### Problem
Repeat all entries exactly.

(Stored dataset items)
□ □ □ □ □

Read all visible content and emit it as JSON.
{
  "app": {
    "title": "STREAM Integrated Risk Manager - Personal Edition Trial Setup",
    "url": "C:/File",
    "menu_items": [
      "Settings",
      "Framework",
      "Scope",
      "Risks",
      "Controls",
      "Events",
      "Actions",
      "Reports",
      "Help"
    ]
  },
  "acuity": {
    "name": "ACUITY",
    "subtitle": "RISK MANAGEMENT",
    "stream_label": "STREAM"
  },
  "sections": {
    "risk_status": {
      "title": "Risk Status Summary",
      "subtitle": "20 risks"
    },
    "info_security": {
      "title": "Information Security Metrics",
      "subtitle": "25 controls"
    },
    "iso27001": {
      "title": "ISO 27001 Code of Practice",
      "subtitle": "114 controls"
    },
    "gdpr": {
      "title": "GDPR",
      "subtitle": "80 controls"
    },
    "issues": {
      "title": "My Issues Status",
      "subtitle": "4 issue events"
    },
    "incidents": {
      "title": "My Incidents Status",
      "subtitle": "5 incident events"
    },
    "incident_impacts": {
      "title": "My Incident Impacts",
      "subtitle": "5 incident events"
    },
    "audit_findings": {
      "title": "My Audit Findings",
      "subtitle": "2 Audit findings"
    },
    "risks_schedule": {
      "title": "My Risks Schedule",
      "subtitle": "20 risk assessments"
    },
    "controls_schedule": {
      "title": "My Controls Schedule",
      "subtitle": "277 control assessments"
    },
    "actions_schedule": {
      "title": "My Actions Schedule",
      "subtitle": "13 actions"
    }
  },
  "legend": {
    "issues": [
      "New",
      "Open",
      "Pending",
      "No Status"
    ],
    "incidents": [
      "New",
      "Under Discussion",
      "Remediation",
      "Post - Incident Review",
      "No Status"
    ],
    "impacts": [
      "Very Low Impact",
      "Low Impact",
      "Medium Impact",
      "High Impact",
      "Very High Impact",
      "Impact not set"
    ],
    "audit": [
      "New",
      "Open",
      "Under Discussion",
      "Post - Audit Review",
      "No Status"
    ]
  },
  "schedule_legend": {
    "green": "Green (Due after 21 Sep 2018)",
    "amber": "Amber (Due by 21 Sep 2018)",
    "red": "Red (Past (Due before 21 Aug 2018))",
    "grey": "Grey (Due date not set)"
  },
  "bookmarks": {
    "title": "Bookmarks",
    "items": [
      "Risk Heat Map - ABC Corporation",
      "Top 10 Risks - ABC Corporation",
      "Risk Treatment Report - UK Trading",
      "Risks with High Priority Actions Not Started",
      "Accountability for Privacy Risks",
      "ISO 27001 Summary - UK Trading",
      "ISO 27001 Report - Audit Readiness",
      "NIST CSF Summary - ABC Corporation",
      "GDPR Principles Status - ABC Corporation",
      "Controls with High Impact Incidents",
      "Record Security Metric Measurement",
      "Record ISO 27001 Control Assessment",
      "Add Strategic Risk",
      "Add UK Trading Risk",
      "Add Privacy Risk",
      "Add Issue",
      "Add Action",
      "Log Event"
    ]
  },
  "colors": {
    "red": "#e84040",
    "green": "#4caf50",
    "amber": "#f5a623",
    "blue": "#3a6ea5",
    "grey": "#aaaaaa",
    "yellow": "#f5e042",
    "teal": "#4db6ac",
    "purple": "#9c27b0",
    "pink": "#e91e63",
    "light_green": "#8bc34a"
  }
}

□ □ □ □ □

### Finished exercise
Read all visible content and emit it as JSON.
{
  "app": {
    "title": "STREAM Integrated Risk Manager - Personal Edition Trial Setup",
    "url": "C:/File",
    "menu_items": [
      "Settings",
      "Framework",
      "Scope",
      "Risks",
      "Controls",
      "Events",
      "Actions",
      "Reports",
      "Help"
    ]
  },
  "acuity": {
    "name": "ACUITY",
    "subtitle": "RISK MANAGEMENT",
    "stream_label": "STREAM"
  },
  "sections": {
    "risk_status": {
      "title": "Risk Status Summary",
      "subtitle": "20 risks"
    },
    "info_security": {
      "title": "Information Security Metrics",
      "subtitle": "25 controls"
    },
    "iso27001": {
      "title": "ISO 27001 Code of Practice",
      "subtitle": "114 controls"
    },
    "gdpr": {
      "title": "GDPR",
      "subtitle": "80 controls"
    },
    "issues": {
      "title": "My Issues Status",
      "subtitle": "4 issue events"
    },
    "incidents": {
      "title": "My Incidents Status",
      "subtitle": "5 incident events"
    },
    "incident_impacts": {
      "title": "My Incident Impacts",
      "subtitle": "5 incident events"
    },
    "audit_findings": {
      "title": "My Audit Findings",
      "subtitle": "2 Audit findings"
    },
    "risks_schedule": {
      "title": "My Risks Schedule",
      "subtitle": "20 risk assessments"
    },
    "controls_schedule": {
      "title": "My Controls Schedule",
      "subtitle": "277 control assessments"
    },
    "actions_schedule": {
      "title": "My Actions Schedule",
      "subtitle": "13 actions"
    }
  },
  "legend": {
    "issues": [
      "New",
      "Open",
      "Pending",
      "No Status"
    ],
    "incidents": [
      "New",
      "Under Discussion",
      "Remediation",
      "Post - Incident Review",
      "No Status"
    ],
    "impacts": [
      "Very Low Impact",
      "Low Impact",
      "Medium Impact",
      "High Impact",
      "Very High Impact",
      "Impact not set"
    ],
    "audit": [
      "New",
      "Open",
      "Under Discussion",
      "Post - Audit Review",
      "No Status"
    ]
  },
  "schedule_legend": {
    "green": "Green (Due after 21 Sep 2018)",
    "amber": "Amber (Due by 21 Sep 2018)",
    "red": "Red (Past (Due before 21 Aug 2018))",
    "grey": "Grey (Due date not set)"
  },
  "bookmarks": {
    "title": "Bookmarks",
    "items": [
      "Risk Heat Map - ABC Corporation",
      "Top 10 Risks - ABC Corporation",
      "Risk Treatment Report - UK Trading",
      "Risks with High Priority Actions Not Started",
      "Accountability for Privacy Risks",
      "ISO 27001 Summary - UK Trading",
      "ISO 27001 Report - Audit Readiness",
      "NIST CSF Summary - ABC Corporation",
      "GDPR Principles Status - ABC Corporation",
      "Controls with High Impact Incidents",
      "Record Security Metric Measurement",
      "Record ISO 27001 Control Assessment",
      "Add Strategic Risk",
      "Add UK Trading Risk",
      "Add Privacy Risk",
      "Add Issue",
      "Add Action",
      "Log Event"
    ]
  },
  "colors": {
    "red": "#e84040",
    "green": "#4caf50",
    "amber": "#f5a623",
    "blue": "#3a6ea5",
    "grey": "#aaaaaa",
    "yellow": "#f5e042",
    "teal": "#4db6ac",
    "purple": "#9c27b0",
    "pink": "#e91e63",
    "light_green": "#8bc34a"
  }
}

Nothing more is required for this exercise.